- **To be done**: Show every line of the listing that contains the word "element".

Stored data entries:
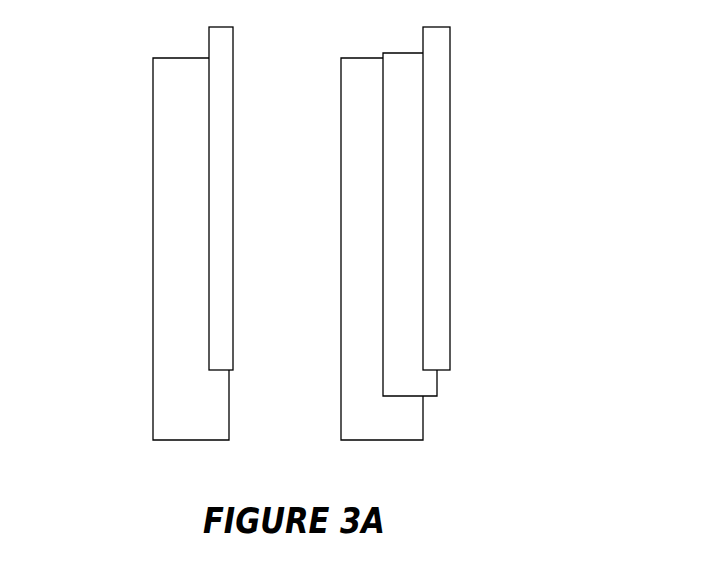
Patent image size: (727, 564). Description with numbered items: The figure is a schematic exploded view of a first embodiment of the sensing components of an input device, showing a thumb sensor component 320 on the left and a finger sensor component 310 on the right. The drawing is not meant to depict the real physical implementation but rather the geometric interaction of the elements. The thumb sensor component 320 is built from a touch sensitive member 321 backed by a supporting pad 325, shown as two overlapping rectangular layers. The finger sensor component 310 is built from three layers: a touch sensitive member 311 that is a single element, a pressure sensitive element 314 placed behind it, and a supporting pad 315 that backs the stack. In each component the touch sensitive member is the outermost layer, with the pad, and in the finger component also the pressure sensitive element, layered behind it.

The finger sensor component 310 is at (441, 233).
The touch sensitive member 311 is at (443, 251).
The pressure sensitive element 314 is at (403, 196).
The supporting pad 315 is at (368, 295).
The thumb sensor component 320 is at (145, 233).
The touch sensitive member 321 is at (206, 190).
The supporting pad 325 is at (152, 268).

- **Reply to the exercise**:
Patent image size: (727, 564). Description with numbered items: The figure is a schematic exploded view of a first embodiment of the sensing components of an input device, showing a thumb sensor component 320 on the left and a finger sensor component 310 on the right. The drawing is not meant to depict the real physical implementation but rather the geometric interaction of the elements. The thumb sensor component 320 is built from a touch sensitive member 321 backed by a supporting pad 325, shown as two overlapping rectangular layers. The finger sensor component 310 is built from three layers: a touch sensitive member 311 that is a single element, a pressure sensitive element 314 placed behind it, and a supporting pad 315 that backs the stack. In each component the touch sensitive member is the outermost layer, with the pad, and in the finger component also the pressure sensitive element, layered behind it.
The pressure sensitive element 314 is at (403, 196).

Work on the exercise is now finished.